Figure contents as structured data
___

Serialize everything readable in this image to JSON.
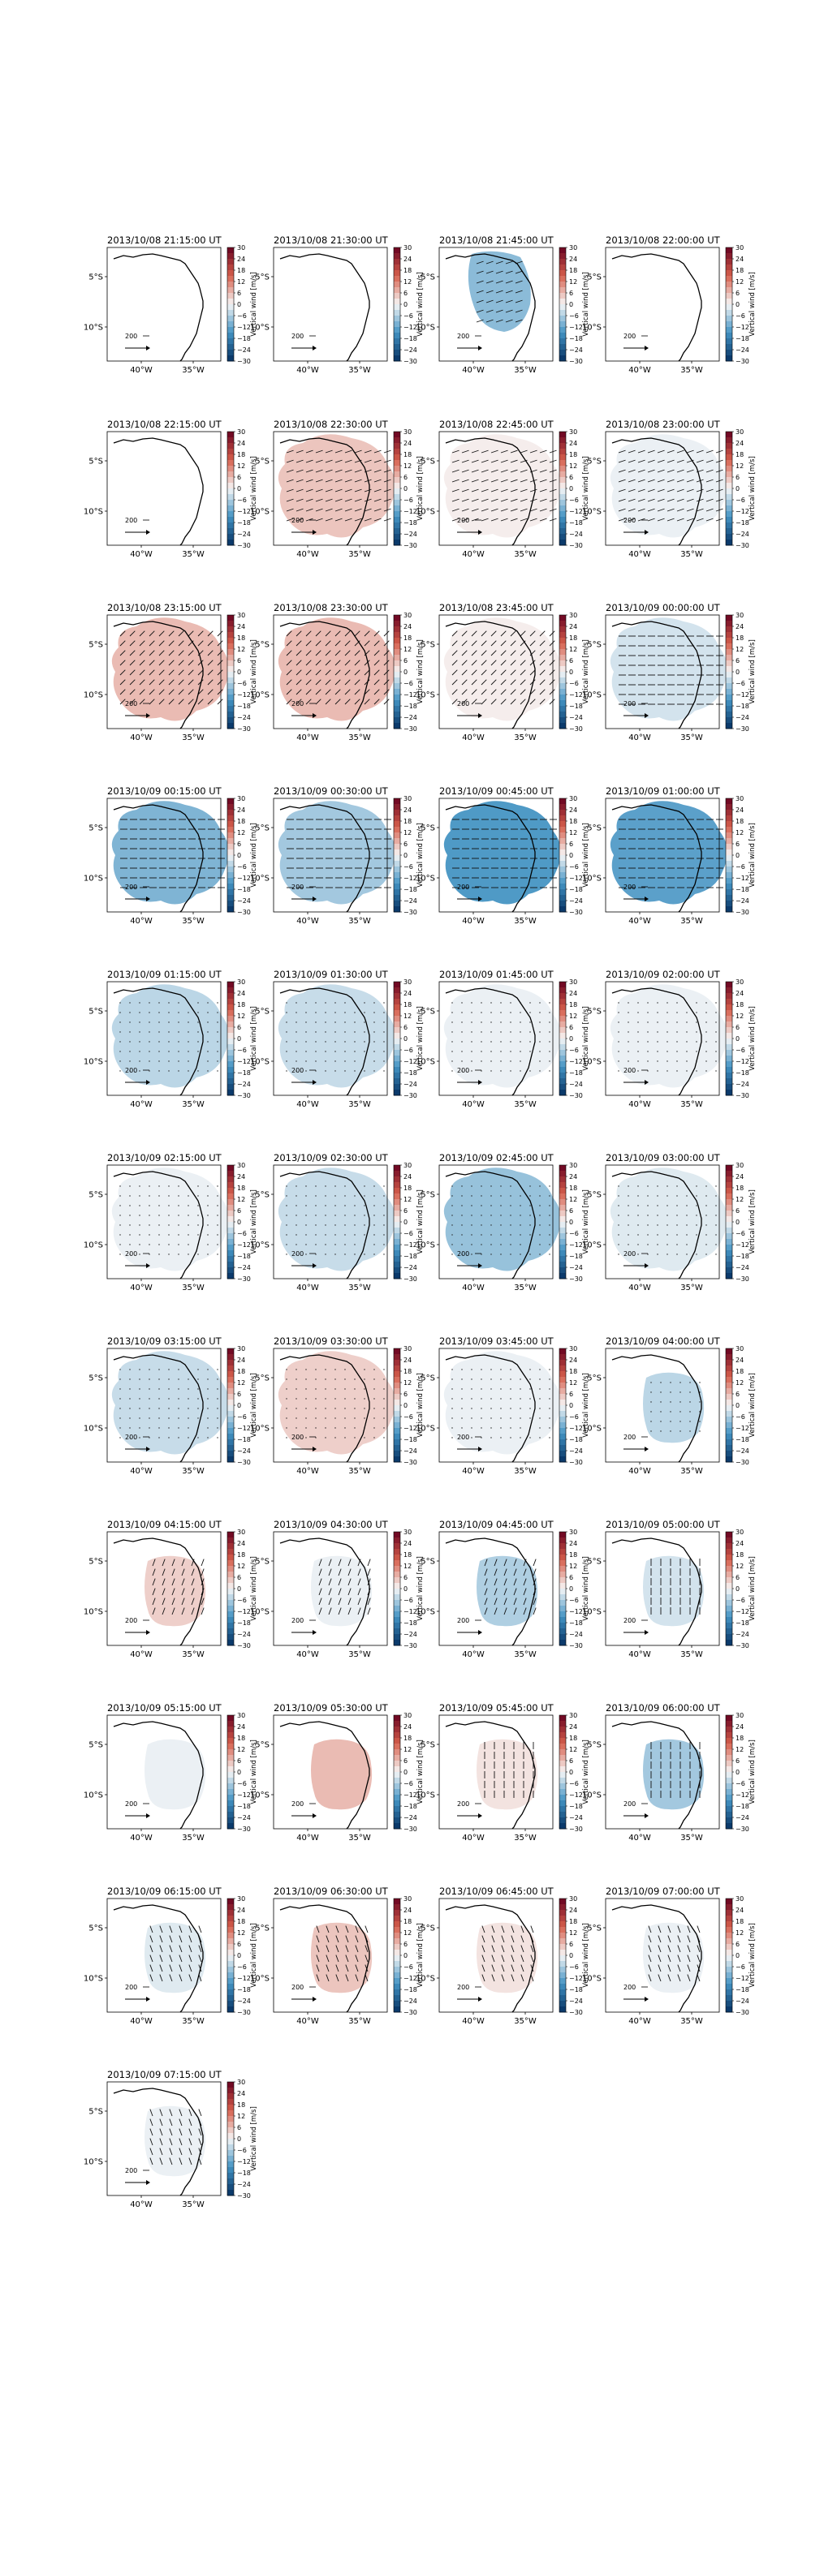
{
  "chart_data": {
    "type": "heatmap",
    "description_units": "Vertical wind [m/s]",
    "colorbar": {
      "label": "Vertical wind [m/s]",
      "ticks": [
        "30",
        "24",
        "18",
        "12",
        "6",
        "0",
        "−6",
        "−12",
        "−18",
        "−24",
        "−30"
      ],
      "range": [
        -30,
        30
      ],
      "colormap": "RdBu_r"
    },
    "map": {
      "y_ticks": [
        "5°S",
        "10°S"
      ],
      "x_ticks": [
        "40°W",
        "35°W"
      ],
      "scale_label": "200",
      "quiver_key_label": "200"
    },
    "colors": {
      "line": "#000000",
      "frame": "#000000"
    },
    "panels": [
      {
        "title": "2013/10/08 21:15:00 UT",
        "w": 0,
        "coverage": "none",
        "arrows": "none"
      },
      {
        "title": "2013/10/08 21:30:00 UT",
        "w": 0,
        "coverage": "none",
        "arrows": "none"
      },
      {
        "title": "2013/10/08 21:45:00 UT",
        "w": -9,
        "coverage": "small",
        "arrows": "ene"
      },
      {
        "title": "2013/10/08 22:00:00 UT",
        "w": 0,
        "coverage": "none",
        "arrows": "none"
      },
      {
        "title": "2013/10/08 22:15:00 UT",
        "w": 0,
        "coverage": "none",
        "arrows": "none"
      },
      {
        "title": "2013/10/08 22:30:00 UT",
        "w": 5,
        "coverage": "large",
        "arrows": "ene"
      },
      {
        "title": "2013/10/08 22:45:00 UT",
        "w": 1,
        "coverage": "large",
        "arrows": "ene"
      },
      {
        "title": "2013/10/08 23:00:00 UT",
        "w": -1,
        "coverage": "large",
        "arrows": "ene"
      },
      {
        "title": "2013/10/08 23:15:00 UT",
        "w": 6,
        "coverage": "large",
        "arrows": "ne"
      },
      {
        "title": "2013/10/08 23:30:00 UT",
        "w": 6,
        "coverage": "large",
        "arrows": "ne"
      },
      {
        "title": "2013/10/08 23:45:00 UT",
        "w": 1,
        "coverage": "large",
        "arrows": "ne"
      },
      {
        "title": "2013/10/09 00:00:00 UT",
        "w": -3,
        "coverage": "large",
        "arrows": "e"
      },
      {
        "title": "2013/10/09 00:15:00 UT",
        "w": -10,
        "coverage": "large",
        "arrows": "e"
      },
      {
        "title": "2013/10/09 00:30:00 UT",
        "w": -7,
        "coverage": "large",
        "arrows": "e"
      },
      {
        "title": "2013/10/09 00:45:00 UT",
        "w": -14,
        "coverage": "large",
        "arrows": "e"
      },
      {
        "title": "2013/10/09 01:00:00 UT",
        "w": -13,
        "coverage": "large",
        "arrows": "e"
      },
      {
        "title": "2013/10/09 01:15:00 UT",
        "w": -5,
        "coverage": "large",
        "arrows": "dot"
      },
      {
        "title": "2013/10/09 01:30:00 UT",
        "w": -4,
        "coverage": "large",
        "arrows": "dot"
      },
      {
        "title": "2013/10/09 01:45:00 UT",
        "w": -1,
        "coverage": "large",
        "arrows": "dot"
      },
      {
        "title": "2013/10/09 02:00:00 UT",
        "w": -1,
        "coverage": "large",
        "arrows": "dot"
      },
      {
        "title": "2013/10/09 02:15:00 UT",
        "w": -1,
        "coverage": "large",
        "arrows": "dot"
      },
      {
        "title": "2013/10/09 02:30:00 UT",
        "w": -4,
        "coverage": "large",
        "arrows": "dot"
      },
      {
        "title": "2013/10/09 02:45:00 UT",
        "w": -8,
        "coverage": "large",
        "arrows": "dot"
      },
      {
        "title": "2013/10/09 03:00:00 UT",
        "w": -2,
        "coverage": "large",
        "arrows": "dot"
      },
      {
        "title": "2013/10/09 03:15:00 UT",
        "w": -4,
        "coverage": "large",
        "arrows": "dot"
      },
      {
        "title": "2013/10/09 03:30:00 UT",
        "w": 4,
        "coverage": "large",
        "arrows": "dot"
      },
      {
        "title": "2013/10/09 03:45:00 UT",
        "w": -1,
        "coverage": "large",
        "arrows": "dot"
      },
      {
        "title": "2013/10/09 04:00:00 UT",
        "w": -5,
        "coverage": "east",
        "arrows": "dot"
      },
      {
        "title": "2013/10/09 04:15:00 UT",
        "w": 4,
        "coverage": "east",
        "arrows": "nne"
      },
      {
        "title": "2013/10/09 04:30:00 UT",
        "w": -1,
        "coverage": "east",
        "arrows": "nne"
      },
      {
        "title": "2013/10/09 04:45:00 UT",
        "w": -6,
        "coverage": "east",
        "arrows": "nne"
      },
      {
        "title": "2013/10/09 05:00:00 UT",
        "w": -3,
        "coverage": "east",
        "arrows": "n"
      },
      {
        "title": "2013/10/09 05:15:00 UT",
        "w": -1,
        "coverage": "east",
        "arrows": "none"
      },
      {
        "title": "2013/10/09 05:30:00 UT",
        "w": 6,
        "coverage": "east",
        "arrows": "none"
      },
      {
        "title": "2013/10/09 05:45:00 UT",
        "w": 2,
        "coverage": "east",
        "arrows": "n"
      },
      {
        "title": "2013/10/09 06:00:00 UT",
        "w": -7,
        "coverage": "east",
        "arrows": "n"
      },
      {
        "title": "2013/10/09 06:15:00 UT",
        "w": -2,
        "coverage": "east",
        "arrows": "nnw"
      },
      {
        "title": "2013/10/09 06:30:00 UT",
        "w": 5,
        "coverage": "east",
        "arrows": "nnw"
      },
      {
        "title": "2013/10/09 06:45:00 UT",
        "w": 2,
        "coverage": "east",
        "arrows": "nnw"
      },
      {
        "title": "2013/10/09 07:00:00 UT",
        "w": -1,
        "coverage": "east",
        "arrows": "nnw"
      },
      {
        "title": "2013/10/09 07:15:00 UT",
        "w": -1,
        "coverage": "east",
        "arrows": "nnw"
      }
    ]
  }
}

___

Exercise
Copy all of the entries verbatim, leaving out any pictures they contain.

Answer below
Serialize everything readable in this image to JSON.
{
  "chart_data": {
    "type": "heatmap",
    "description_units": "Vertical wind [m/s]",
    "colorbar": {
      "label": "Vertical wind [m/s]",
      "ticks": [
        "30",
        "24",
        "18",
        "12",
        "6",
        "0",
        "−6",
        "−12",
        "−18",
        "−24",
        "−30"
      ],
      "range": [
        -30,
        30
      ],
      "colormap": "RdBu_r"
    },
    "map": {
      "y_ticks": [
        "5°S",
        "10°S"
      ],
      "x_ticks": [
        "40°W",
        "35°W"
      ],
      "scale_label": "200",
      "quiver_key_label": "200"
    },
    "colors": {
      "line": "#000000",
      "frame": "#000000"
    },
    "panels": [
      {
        "title": "2013/10/08 21:15:00 UT",
        "w": 0,
        "coverage": "none",
        "arrows": "none"
      },
      {
        "title": "2013/10/08 21:30:00 UT",
        "w": 0,
        "coverage": "none",
        "arrows": "none"
      },
      {
        "title": "2013/10/08 21:45:00 UT",
        "w": -9,
        "coverage": "small",
        "arrows": "ene"
      },
      {
        "title": "2013/10/08 22:00:00 UT",
        "w": 0,
        "coverage": "none",
        "arrows": "none"
      },
      {
        "title": "2013/10/08 22:15:00 UT",
        "w": 0,
        "coverage": "none",
        "arrows": "none"
      },
      {
        "title": "2013/10/08 22:30:00 UT",
        "w": 5,
        "coverage": "large",
        "arrows": "ene"
      },
      {
        "title": "2013/10/08 22:45:00 UT",
        "w": 1,
        "coverage": "large",
        "arrows": "ene"
      },
      {
        "title": "2013/10/08 23:00:00 UT",
        "w": -1,
        "coverage": "large",
        "arrows": "ene"
      },
      {
        "title": "2013/10/08 23:15:00 UT",
        "w": 6,
        "coverage": "large",
        "arrows": "ne"
      },
      {
        "title": "2013/10/08 23:30:00 UT",
        "w": 6,
        "coverage": "large",
        "arrows": "ne"
      },
      {
        "title": "2013/10/08 23:45:00 UT",
        "w": 1,
        "coverage": "large",
        "arrows": "ne"
      },
      {
        "title": "2013/10/09 00:00:00 UT",
        "w": -3,
        "coverage": "large",
        "arrows": "e"
      },
      {
        "title": "2013/10/09 00:15:00 UT",
        "w": -10,
        "coverage": "large",
        "arrows": "e"
      },
      {
        "title": "2013/10/09 00:30:00 UT",
        "w": -7,
        "coverage": "large",
        "arrows": "e"
      },
      {
        "title": "2013/10/09 00:45:00 UT",
        "w": -14,
        "coverage": "large",
        "arrows": "e"
      },
      {
        "title": "2013/10/09 01:00:00 UT",
        "w": -13,
        "coverage": "large",
        "arrows": "e"
      },
      {
        "title": "2013/10/09 01:15:00 UT",
        "w": -5,
        "coverage": "large",
        "arrows": "dot"
      },
      {
        "title": "2013/10/09 01:30:00 UT",
        "w": -4,
        "coverage": "large",
        "arrows": "dot"
      },
      {
        "title": "2013/10/09 01:45:00 UT",
        "w": -1,
        "coverage": "large",
        "arrows": "dot"
      },
      {
        "title": "2013/10/09 02:00:00 UT",
        "w": -1,
        "coverage": "large",
        "arrows": "dot"
      },
      {
        "title": "2013/10/09 02:15:00 UT",
        "w": -1,
        "coverage": "large",
        "arrows": "dot"
      },
      {
        "title": "2013/10/09 02:30:00 UT",
        "w": -4,
        "coverage": "large",
        "arrows": "dot"
      },
      {
        "title": "2013/10/09 02:45:00 UT",
        "w": -8,
        "coverage": "large",
        "arrows": "dot"
      },
      {
        "title": "2013/10/09 03:00:00 UT",
        "w": -2,
        "coverage": "large",
        "arrows": "dot"
      },
      {
        "title": "2013/10/09 03:15:00 UT",
        "w": -4,
        "coverage": "large",
        "arrows": "dot"
      },
      {
        "title": "2013/10/09 03:30:00 UT",
        "w": 4,
        "coverage": "large",
        "arrows": "dot"
      },
      {
        "title": "2013/10/09 03:45:00 UT",
        "w": -1,
        "coverage": "large",
        "arrows": "dot"
      },
      {
        "title": "2013/10/09 04:00:00 UT",
        "w": -5,
        "coverage": "east",
        "arrows": "dot"
      },
      {
        "title": "2013/10/09 04:15:00 UT",
        "w": 4,
        "coverage": "east",
        "arrows": "nne"
      },
      {
        "title": "2013/10/09 04:30:00 UT",
        "w": -1,
        "coverage": "east",
        "arrows": "nne"
      },
      {
        "title": "2013/10/09 04:45:00 UT",
        "w": -6,
        "coverage": "east",
        "arrows": "nne"
      },
      {
        "title": "2013/10/09 05:00:00 UT",
        "w": -3,
        "coverage": "east",
        "arrows": "n"
      },
      {
        "title": "2013/10/09 05:15:00 UT",
        "w": -1,
        "coverage": "east",
        "arrows": "none"
      },
      {
        "title": "2013/10/09 05:30:00 UT",
        "w": 6,
        "coverage": "east",
        "arrows": "none"
      },
      {
        "title": "2013/10/09 05:45:00 UT",
        "w": 2,
        "coverage": "east",
        "arrows": "n"
      },
      {
        "title": "2013/10/09 06:00:00 UT",
        "w": -7,
        "coverage": "east",
        "arrows": "n"
      },
      {
        "title": "2013/10/09 06:15:00 UT",
        "w": -2,
        "coverage": "east",
        "arrows": "nnw"
      },
      {
        "title": "2013/10/09 06:30:00 UT",
        "w": 5,
        "coverage": "east",
        "arrows": "nnw"
      },
      {
        "title": "2013/10/09 06:45:00 UT",
        "w": 2,
        "coverage": "east",
        "arrows": "nnw"
      },
      {
        "title": "2013/10/09 07:00:00 UT",
        "w": -1,
        "coverage": "east",
        "arrows": "nnw"
      },
      {
        "title": "2013/10/09 07:15:00 UT",
        "w": -1,
        "coverage": "east",
        "arrows": "nnw"
      }
    ]
  }
}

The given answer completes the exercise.